- INFORMATION SUPPLIED -
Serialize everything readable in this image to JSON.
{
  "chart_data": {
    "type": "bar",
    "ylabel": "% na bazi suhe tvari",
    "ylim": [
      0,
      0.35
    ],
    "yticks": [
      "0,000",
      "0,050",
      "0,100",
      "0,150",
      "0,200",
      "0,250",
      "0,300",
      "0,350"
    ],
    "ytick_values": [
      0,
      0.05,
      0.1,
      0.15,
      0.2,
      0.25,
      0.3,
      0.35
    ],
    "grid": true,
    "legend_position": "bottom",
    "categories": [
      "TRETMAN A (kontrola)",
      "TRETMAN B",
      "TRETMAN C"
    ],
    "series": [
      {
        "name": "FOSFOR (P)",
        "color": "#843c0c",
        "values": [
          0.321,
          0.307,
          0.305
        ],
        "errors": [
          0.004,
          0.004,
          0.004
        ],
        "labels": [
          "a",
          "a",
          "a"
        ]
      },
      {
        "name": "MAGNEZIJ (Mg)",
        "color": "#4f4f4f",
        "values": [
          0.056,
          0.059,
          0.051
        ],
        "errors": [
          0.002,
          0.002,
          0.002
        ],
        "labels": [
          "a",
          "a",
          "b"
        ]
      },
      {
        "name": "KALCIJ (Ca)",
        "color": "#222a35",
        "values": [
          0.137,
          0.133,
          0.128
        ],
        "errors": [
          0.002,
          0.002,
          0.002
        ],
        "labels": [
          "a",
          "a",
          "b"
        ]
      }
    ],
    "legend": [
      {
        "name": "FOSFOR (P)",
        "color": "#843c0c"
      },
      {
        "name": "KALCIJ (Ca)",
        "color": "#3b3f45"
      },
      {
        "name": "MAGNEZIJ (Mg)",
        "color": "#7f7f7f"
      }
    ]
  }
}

- DIRECTION -
Pull out the lines above in which the word "TRETMAN" appears.

- ANSWER TO THIS PROBLEM -
      "TRETMAN A (kontrola)",
      "TRETMAN B",
      "TRETMAN C"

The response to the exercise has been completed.